# REQUEST
Return all lines where the word "issues" can be found.

** START OF DATASET RECORDS **

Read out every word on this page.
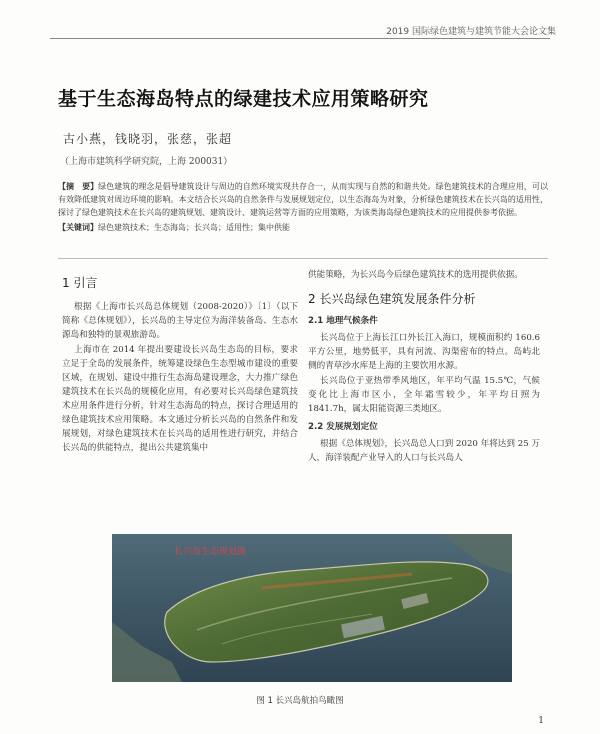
2019 国际绿色建筑与建筑节能大会论文集
基于生态海岛特点的绿建技术应用策略研究
古小燕，钱晓羽，张慈，张超
（上海市建筑科学研究院，上海 200031）
【摘　要】绿色建筑的理念是倡导建筑设计与周边的自然环境实现共存合一，从而实现与自然的和谐共处。绿色建筑技术的合理应用，可以有效降低建筑对周边环境的影响。本文结合长兴岛的自然条件与发展规划定位，以生态海岛为对象，分析绿色建筑技术在长兴岛的适用性，探讨了绿色建筑技术在长兴岛的建筑规划、建筑设计、建筑运营等方面的应用策略，为该类海岛绿色建筑技术的应用提供参考依据。
【关键词】绿色建筑技术；生态海岛；长兴岛；适用性；集中供能
1 引言

根据《上海市长兴岛总体规划（2008-2020）》〔1〕（以下简称《总体规划》），长兴岛的主导定位为海洋装备岛、生态水源岛和独特的景观旅游岛。

上海市在 2014 年提出要建设长兴岛生态岛的目标，要求立足于全岛的发展条件，统筹建设绿色生态型城市建设的重要区域，在规划、建设中推行生态海岛建设理念，大力推广绿色建筑技术在长兴岛的规模化应用，有必要对长兴岛绿色建筑技术应用条件进行分析，针对生态海岛的特点，探讨合理适用的绿色建筑技术应用策略。本文通过分析长兴岛的自然条件和发展规划，对绿色建筑技术在长兴岛的适用性进行研究，并结合长兴岛的供能特点，提出公共建筑集中

供能策略，为长兴岛今后绿色建筑技术的选用提供依据。

2 长兴岛绿色建筑发展条件分析
2.1 地理气候条件

长兴岛位于上海长江口外长江入海口，规模面积约 160.6 平方公里，地势低平，具有河流、沟渠密布的特点。岛屿北侧的青草沙水库是上海的主要饮用水源。

长兴岛位于亚热带季风地区，年平均气温 15.5℃，气候变化比上海市区小，全年霜雪较少，年平均日照为 1841.7h，属太阳能资源三类地区。

2.2 发展规划定位

根据《总体规划》，长兴岛总人口到 2020 年将达到 25 万人，海洋装配产业导入的人口与长兴岛人

长兴岛生态规划图
图 1 长兴岛航拍鸟瞰图
1
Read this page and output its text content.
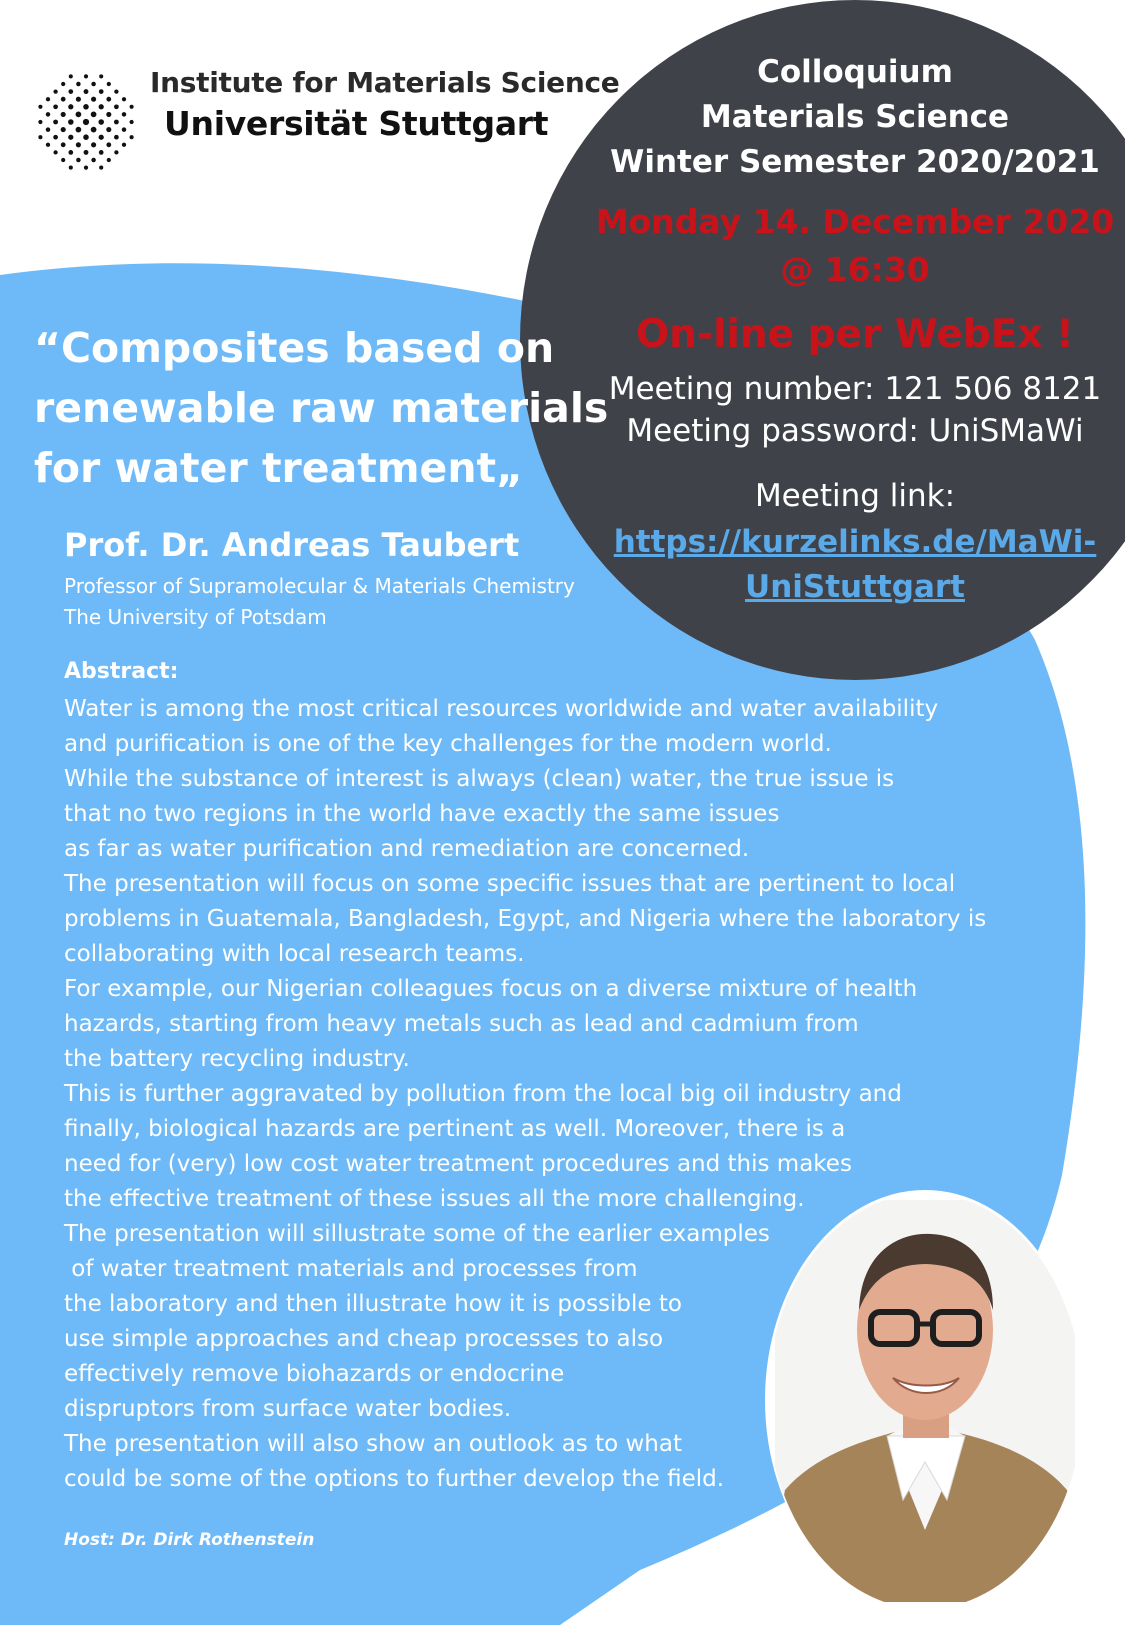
Institute for Materials Science
Universität Stuttgart
Colloquium
Materials Science
Winter Semester 2020/2021
Monday 14. December 2020
@ 16:30
On-line per WebEx !
Meeting number: 121 506 8121
Meeting password: UniSMaWi
Meeting link:
https://kurzelinks.de/MaWi-
UniStuttgart
“Composites based on
renewable raw materials
for water treatment„
Prof. Dr. Andreas Taubert
Professor of Supramolecular & Materials Chemistry
The University of Potsdam
Abstract:
Water is among the most critical resources worldwide and water availability
and purification is one of the key challenges for the modern world.
While the substance of interest is always (clean) water, the true issue is
that no two regions in the world have exactly the same issues
as far as water purification and remediation are concerned.
The presentation will focus on some specific issues that are pertinent to local
problems in Guatemala, Bangladesh, Egypt, and Nigeria where the laboratory is
collaborating with local research teams.
For example, our Nigerian colleagues focus on a diverse mixture of health
hazards, starting from heavy metals such as lead and cadmium from
the battery recycling industry.
This is further aggravated by pollution from the local big oil industry and
finally, biological hazards are pertinent as well. Moreover, there is a
need for (very) low cost water treatment procedures and this makes
the effective treatment of these issues all the more challenging.
The presentation will sillustrate some of the earlier examples
of water treatment materials and processes from
the laboratory and then illustrate how it is possible to
use simple approaches and cheap processes to also
effectively remove biohazards or endocrine
dispruptors from surface water bodies.
The presentation will also show an outlook as to what
could be some of the options to further develop the field.
Host: Dr. Dirk Rothenstein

** END OF DATASET RECORDS **

# TASK OUTPUT
that no two regions in the world have exactly the same issues
The presentation will focus on some specific issues that are pertinent to local
the effective treatment of these issues all the more challenging.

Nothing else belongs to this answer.